* [REQUIREMENT] Print all of the lines exactly. Any picture among them stays out.

/---

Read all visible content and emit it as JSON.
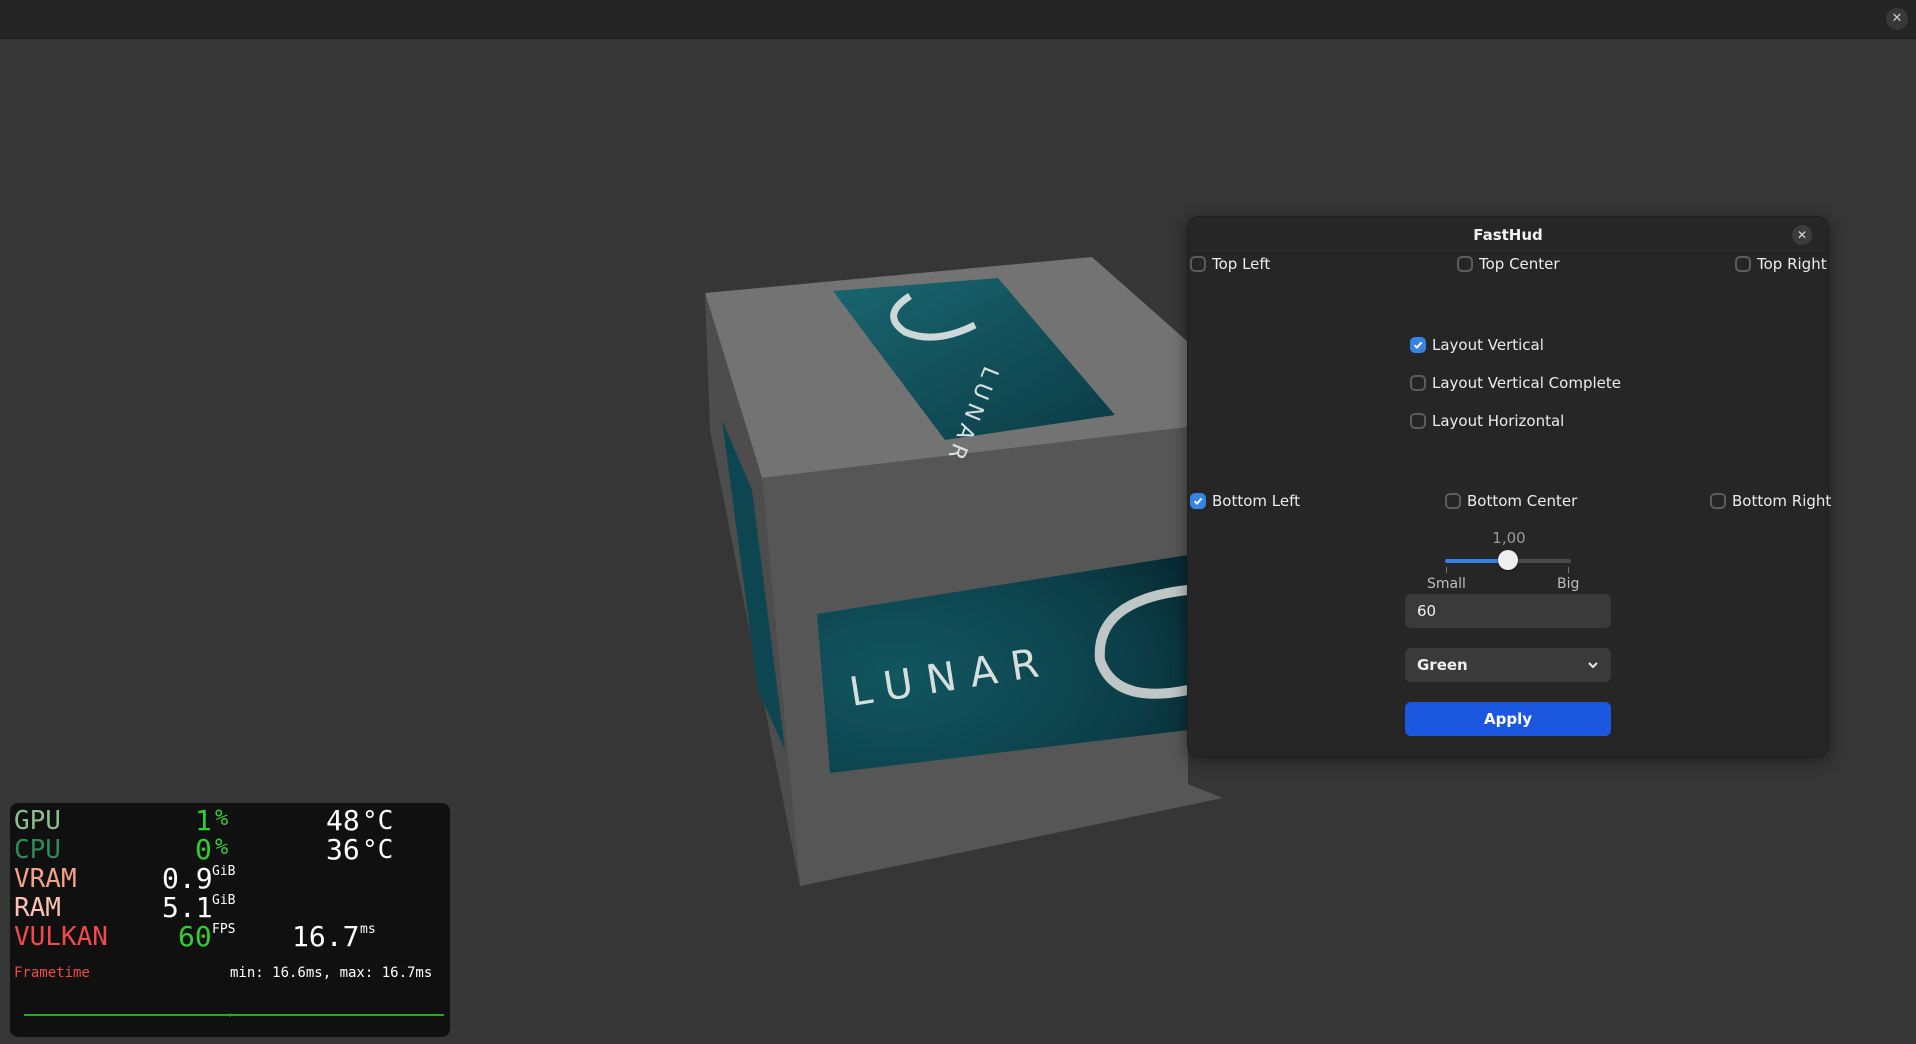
{
  "window": {
    "close_glyph": "✕"
  },
  "scene": {
    "cube_front_text": "LUNAR",
    "cube_top_text": "LUNAR"
  },
  "dialog": {
    "title": "FastHud",
    "close_glyph": "✕",
    "positions": {
      "top_left": {
        "label": "Top Left",
        "checked": false
      },
      "top_center": {
        "label": "Top Center",
        "checked": false
      },
      "top_right": {
        "label": "Top Right",
        "checked": false
      },
      "bottom_left": {
        "label": "Bottom Left",
        "checked": true
      },
      "bottom_center": {
        "label": "Bottom Center",
        "checked": false
      },
      "bottom_right": {
        "label": "Bottom Right",
        "checked": false
      }
    },
    "layouts": {
      "vertical": {
        "label": "Layout Vertical",
        "checked": true
      },
      "vertical_complete": {
        "label": "Layout Vertical Complete",
        "checked": false
      },
      "horizontal": {
        "label": "Layout Horizontal",
        "checked": false
      }
    },
    "scale": {
      "value_text": "1,00",
      "fraction": 0.5,
      "min_label": "Small",
      "max_label": "Big"
    },
    "fps_input": {
      "value": "60"
    },
    "color_select": {
      "value": "Green"
    },
    "apply_label": "Apply"
  },
  "hud": {
    "colors": {
      "gpu": "#8fbc8f",
      "cpu": "#2e8b57",
      "vram": "#f2a48a",
      "ram": "#ffc1b2",
      "vulkan": "#f04a4a",
      "value_green": "#32cd32",
      "frametime_line": "#22aa22"
    },
    "gpu": {
      "label": "GPU",
      "load": "1",
      "load_unit": "%",
      "temp": "48",
      "temp_unit": "°C"
    },
    "cpu": {
      "label": "CPU",
      "load": "0",
      "load_unit": "%",
      "temp": "36",
      "temp_unit": "°C"
    },
    "vram": {
      "label": "VRAM",
      "value": "0.9",
      "unit": "GiB"
    },
    "ram": {
      "label": "RAM",
      "value": "5.1",
      "unit": "GiB"
    },
    "vulkan": {
      "label": "VULKAN",
      "fps": "60",
      "fps_unit": "FPS",
      "frametime": "16.7",
      "frametime_unit": "ms"
    },
    "frametime": {
      "label": "Frametime",
      "stats": "min: 16.6ms, max: 16.7ms"
    }
  }
}
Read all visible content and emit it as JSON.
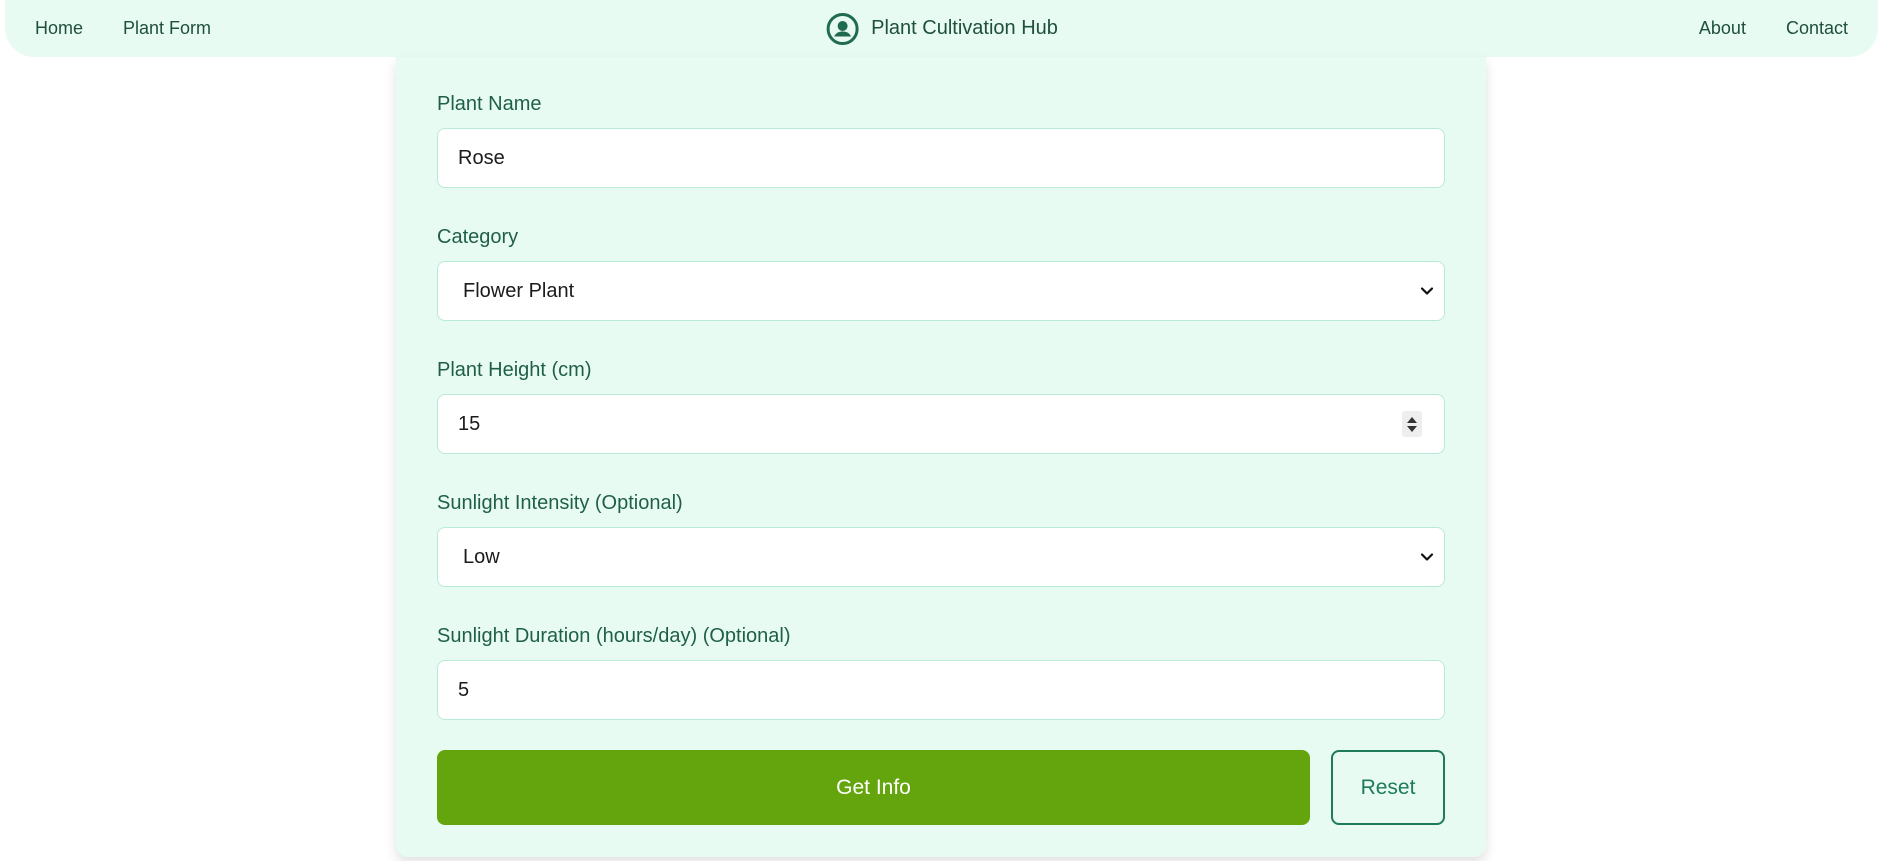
{
  "nav": {
    "left": [
      {
        "label": "Home"
      },
      {
        "label": "Plant Form"
      }
    ],
    "brand": {
      "title": "Plant Cultivation Hub",
      "icon": "user-circle-icon"
    },
    "right": [
      {
        "label": "About"
      },
      {
        "label": "Contact"
      }
    ]
  },
  "form": {
    "plant_name": {
      "label": "Plant Name",
      "value": "Rose"
    },
    "category": {
      "label": "Category",
      "value": "Flower Plant"
    },
    "plant_height": {
      "label": "Plant Height (cm)",
      "value": "15"
    },
    "sunlight_intensity": {
      "label": "Sunlight Intensity (Optional)",
      "value": "Low"
    },
    "sunlight_duration": {
      "label": "Sunlight Duration (hours/day) (Optional)",
      "value": "5"
    }
  },
  "actions": {
    "submit_label": "Get Info",
    "reset_label": "Reset"
  },
  "colors": {
    "nav_bg": "#e8fbf2",
    "card_bg": "#e8fbf2",
    "primary_button": "#64a50d",
    "secondary_border": "#1f7a5a",
    "text": "#1f4f3e"
  }
}
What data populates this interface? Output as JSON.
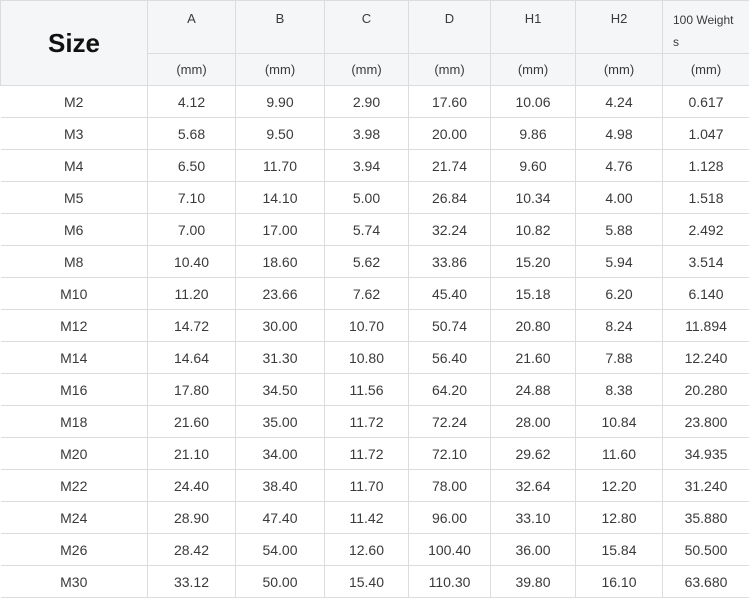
{
  "table": {
    "size_header": "Size",
    "columns": [
      "A",
      "B",
      "C",
      "D",
      "H1",
      "H2",
      "100 Weights"
    ],
    "weight_header_line1": "100 Weight",
    "weight_header_line2": "s",
    "units": [
      "(mm)",
      "(mm)",
      "(mm)",
      "(mm)",
      "(mm)",
      "(mm)",
      "(mm)"
    ],
    "rows": [
      {
        "size": "M2",
        "A": "4.12",
        "B": "9.90",
        "C": "2.90",
        "D": "17.60",
        "H1": "10.06",
        "H2": "4.24",
        "W": "0.617"
      },
      {
        "size": "M3",
        "A": "5.68",
        "B": "9.50",
        "C": "3.98",
        "D": "20.00",
        "H1": "9.86",
        "H2": "4.98",
        "W": "1.047"
      },
      {
        "size": "M4",
        "A": "6.50",
        "B": "11.70",
        "C": "3.94",
        "D": "21.74",
        "H1": "9.60",
        "H2": "4.76",
        "W": "1.128"
      },
      {
        "size": "M5",
        "A": "7.10",
        "B": "14.10",
        "C": "5.00",
        "D": "26.84",
        "H1": "10.34",
        "H2": "4.00",
        "W": "1.518"
      },
      {
        "size": "M6",
        "A": "7.00",
        "B": "17.00",
        "C": "5.74",
        "D": "32.24",
        "H1": "10.82",
        "H2": "5.88",
        "W": "2.492"
      },
      {
        "size": "M8",
        "A": "10.40",
        "B": "18.60",
        "C": "5.62",
        "D": "33.86",
        "H1": "15.20",
        "H2": "5.94",
        "W": "3.514"
      },
      {
        "size": "M10",
        "A": "11.20",
        "B": "23.66",
        "C": "7.62",
        "D": "45.40",
        "H1": "15.18",
        "H2": "6.20",
        "W": "6.140"
      },
      {
        "size": "M12",
        "A": "14.72",
        "B": "30.00",
        "C": "10.70",
        "D": "50.74",
        "H1": "20.80",
        "H2": "8.24",
        "W": "11.894"
      },
      {
        "size": "M14",
        "A": "14.64",
        "B": "31.30",
        "C": "10.80",
        "D": "56.40",
        "H1": "21.60",
        "H2": "7.88",
        "W": "12.240"
      },
      {
        "size": "M16",
        "A": "17.80",
        "B": "34.50",
        "C": "11.56",
        "D": "64.20",
        "H1": "24.88",
        "H2": "8.38",
        "W": "20.280"
      },
      {
        "size": "M18",
        "A": "21.60",
        "B": "35.00",
        "C": "11.72",
        "D": "72.24",
        "H1": "28.00",
        "H2": "10.84",
        "W": "23.800"
      },
      {
        "size": "M20",
        "A": "21.10",
        "B": "34.00",
        "C": "11.72",
        "D": "72.10",
        "H1": "29.62",
        "H2": "11.60",
        "W": "34.935"
      },
      {
        "size": "M22",
        "A": "24.40",
        "B": "38.40",
        "C": "11.70",
        "D": "78.00",
        "H1": "32.64",
        "H2": "12.20",
        "W": "31.240"
      },
      {
        "size": "M24",
        "A": "28.90",
        "B": "47.40",
        "C": "11.42",
        "D": "96.00",
        "H1": "33.10",
        "H2": "12.80",
        "W": "35.880"
      },
      {
        "size": "M26",
        "A": "28.42",
        "B": "54.00",
        "C": "12.60",
        "D": "100.40",
        "H1": "36.00",
        "H2": "15.84",
        "W": "50.500"
      },
      {
        "size": "M30",
        "A": "33.12",
        "B": "50.00",
        "C": "15.40",
        "D": "110.30",
        "H1": "39.80",
        "H2": "16.10",
        "W": "63.680"
      }
    ]
  }
}
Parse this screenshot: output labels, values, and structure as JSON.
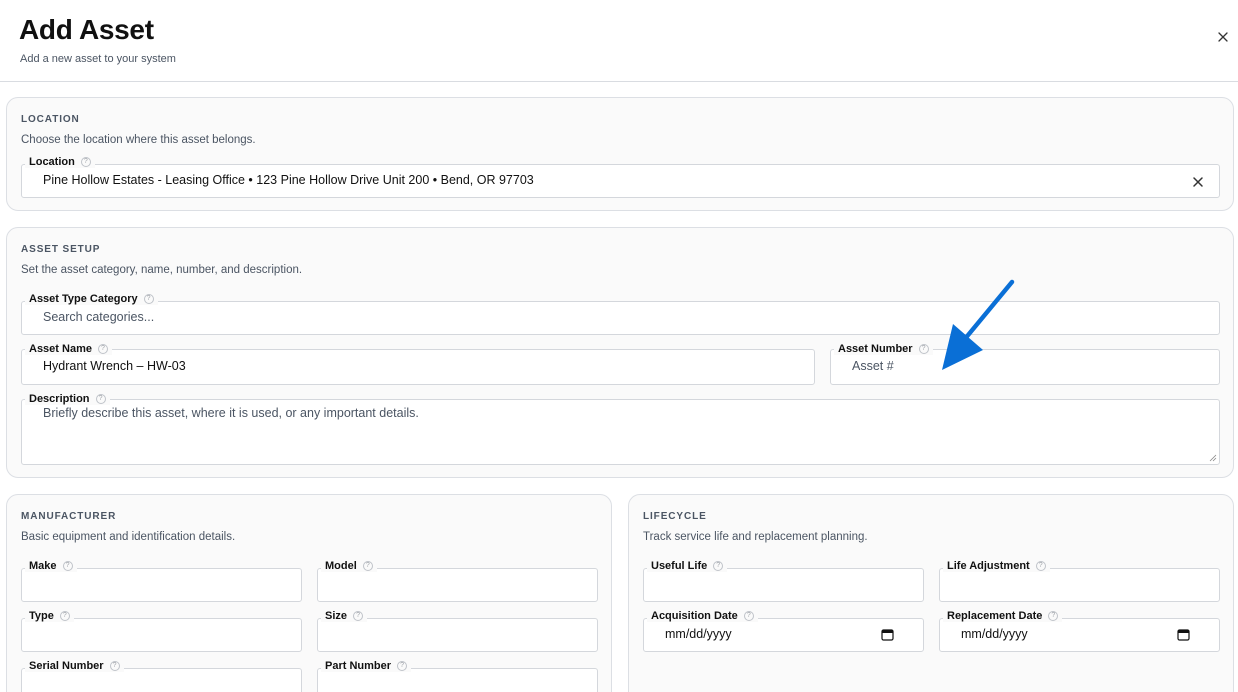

\---

* [THE OUTPUT]
Read all visible content and emit it as JSON.
{
  "window": {
    "close_glyph": "✕"
  },
  "scene": {
    "cube_front_text": "LUNAR",
    "cube_top_text": "LUNAR"
  },
  "dialog": {
    "title": "FastHud",
    "close_glyph": "✕",
    "positions": {
      "top_left": {
        "label": "Top Left",
        "checked": false
      },
      "top_center": {
        "label": "Top Center",
        "checked": false
      },
      "top_right": {
        "label": "Top Right",
        "checked": false
      },
      "bottom_left": {
        "label": "Bottom Left",
        "checked": true
      },
      "bottom_center": {
        "label": "Bottom Center",
        "checked": false
      },
      "bottom_right": {
        "label": "Bottom Right",
        "checked": false
      }
    },
    "layouts": {
      "vertical": {
        "label": "Layout Vertical",
        "checked": true
      },
      "vertical_complete": {
        "label": "Layout Vertical Complete",
        "checked": false
      },
      "horizontal": {
        "label": "Layout Horizontal",
        "checked": false
      }
    },
    "scale": {
      "value_text": "1,00",
      "fraction": 0.5,
      "min_label": "Small",
      "max_label": "Big"
    },
    "fps_input": {
      "value": "60"
    },
    "color_select": {
      "value": "Green"
    },
    "apply_label": "Apply"
  },
  "hud": {
    "colors": {
      "gpu": "#8fbc8f",
      "cpu": "#2e8b57",
      "vram": "#f2a48a",
      "ram": "#ffc1b2",
      "vulkan": "#f04a4a",
      "value_green": "#32cd32",
      "frametime_line": "#22aa22"
    },
    "gpu": {
      "label": "GPU",
      "load": "1",
      "load_unit": "%",
      "temp": "48",
      "temp_unit": "°C"
    },
    "cpu": {
      "label": "CPU",
      "load": "0",
      "load_unit": "%",
      "temp": "36",
      "temp_unit": "°C"
    },
    "vram": {
      "label": "VRAM",
      "value": "0.9",
      "unit": "GiB"
    },
    "ram": {
      "label": "RAM",
      "value": "5.1",
      "unit": "GiB"
    },
    "vulkan": {
      "label": "VULKAN",
      "fps": "60",
      "fps_unit": "FPS",
      "frametime": "16.7",
      "frametime_unit": "ms"
    },
    "frametime": {
      "label": "Frametime",
      "stats": "min: 16.6ms, max: 16.7ms"
    }
  }
}
Read all visible content and emit it as JSON.
{
  "nav": {
    "left": [
      {
        "label": "Home"
      },
      {
        "label": "Plant Form"
      }
    ],
    "brand": {
      "title": "Plant Cultivation Hub",
      "icon": "user-circle-icon"
    },
    "right": [
      {
        "label": "About"
      },
      {
        "label": "Contact"
      }
    ]
  },
  "form": {
    "plant_name": {
      "label": "Plant Name",
      "value": "Rose"
    },
    "category": {
      "label": "Category",
      "value": "Flower Plant"
    },
    "plant_height": {
      "label": "Plant Height (cm)",
      "value": "15"
    },
    "sunlight_intensity": {
      "label": "Sunlight Intensity (Optional)",
      "value": "Low"
    },
    "sunlight_duration": {
      "label": "Sunlight Duration (hours/day) (Optional)",
      "value": "5"
    }
  },
  "actions": {
    "submit_label": "Get Info",
    "reset_label": "Reset"
  },
  "colors": {
    "nav_bg": "#e8fbf2",
    "card_bg": "#e8fbf2",
    "primary_button": "#64a50d",
    "secondary_border": "#1f7a5a",
    "text": "#1f4f3e"
  }
}
What data populates this interface? Output as JSON.
{
  "table": {
    "size_header": "Size",
    "columns": [
      "A",
      "B",
      "C",
      "D",
      "H1",
      "H2",
      "100 Weights"
    ],
    "weight_header_line1": "100 Weight",
    "weight_header_line2": "s",
    "units": [
      "(mm)",
      "(mm)",
      "(mm)",
      "(mm)",
      "(mm)",
      "(mm)",
      "(mm)"
    ],
    "rows": [
      {
        "size": "M2",
        "A": "4.12",
        "B": "9.90",
        "C": "2.90",
        "D": "17.60",
        "H1": "10.06",
        "H2": "4.24",
        "W": "0.617"
      },
      {
        "size": "M3",
        "A": "5.68",
        "B": "9.50",
        "C": "3.98",
        "D": "20.00",
        "H1": "9.86",
        "H2": "4.98",
        "W": "1.047"
      },
      {
        "size": "M4",
        "A": "6.50",
        "B": "11.70",
        "C": "3.94",
        "D": "21.74",
        "H1": "9.60",
        "H2": "4.76",
        "W": "1.128"
      },
      {
        "size": "M5",
        "A": "7.10",
        "B": "14.10",
        "C": "5.00",
        "D": "26.84",
        "H1": "10.34",
        "H2": "4.00",
        "W": "1.518"
      },
      {
        "size": "M6",
        "A": "7.00",
        "B": "17.00",
        "C": "5.74",
        "D": "32.24",
        "H1": "10.82",
        "H2": "5.88",
        "W": "2.492"
      },
      {
        "size": "M8",
        "A": "10.40",
        "B": "18.60",
        "C": "5.62",
        "D": "33.86",
        "H1": "15.20",
        "H2": "5.94",
        "W": "3.514"
      },
      {
        "size": "M10",
        "A": "11.20",
        "B": "23.66",
        "C": "7.62",
        "D": "45.40",
        "H1": "15.18",
        "H2": "6.20",
        "W": "6.140"
      },
      {
        "size": "M12",
        "A": "14.72",
        "B": "30.00",
        "C": "10.70",
        "D": "50.74",
        "H1": "20.80",
        "H2": "8.24",
        "W": "11.894"
      },
      {
        "size": "M14",
        "A": "14.64",
        "B": "31.30",
        "C": "10.80",
        "D": "56.40",
        "H1": "21.60",
        "H2": "7.88",
        "W": "12.240"
      },
      {
        "size": "M16",
        "A": "17.80",
        "B": "34.50",
        "C": "11.56",
        "D": "64.20",
        "H1": "24.88",
        "H2": "8.38",
        "W": "20.280"
      },
      {
        "size": "M18",
        "A": "21.60",
        "B": "35.00",
        "C": "11.72",
        "D": "72.24",
        "H1": "28.00",
        "H2": "10.84",
        "W": "23.800"
      },
      {
        "size": "M20",
        "A": "21.10",
        "B": "34.00",
        "C": "11.72",
        "D": "72.10",
        "H1": "29.62",
        "H2": "11.60",
        "W": "34.935"
      },
      {
        "size": "M22",
        "A": "24.40",
        "B": "38.40",
        "C": "11.70",
        "D": "78.00",
        "H1": "32.64",
        "H2": "12.20",
        "W": "31.240"
      },
      {
        "size": "M24",
        "A": "28.90",
        "B": "47.40",
        "C": "11.42",
        "D": "96.00",
        "H1": "33.10",
        "H2": "12.80",
        "W": "35.880"
      },
      {
        "size": "M26",
        "A": "28.42",
        "B": "54.00",
        "C": "12.60",
        "D": "100.40",
        "H1": "36.00",
        "H2": "15.84",
        "W": "50.500"
      },
      {
        "size": "M30",
        "A": "33.12",
        "B": "50.00",
        "C": "15.40",
        "D": "110.30",
        "H1": "39.80",
        "H2": "16.10",
        "W": "63.680"
      }
    ]
  }
}
Parse this screenshot: output labels, values, and structure as JSON.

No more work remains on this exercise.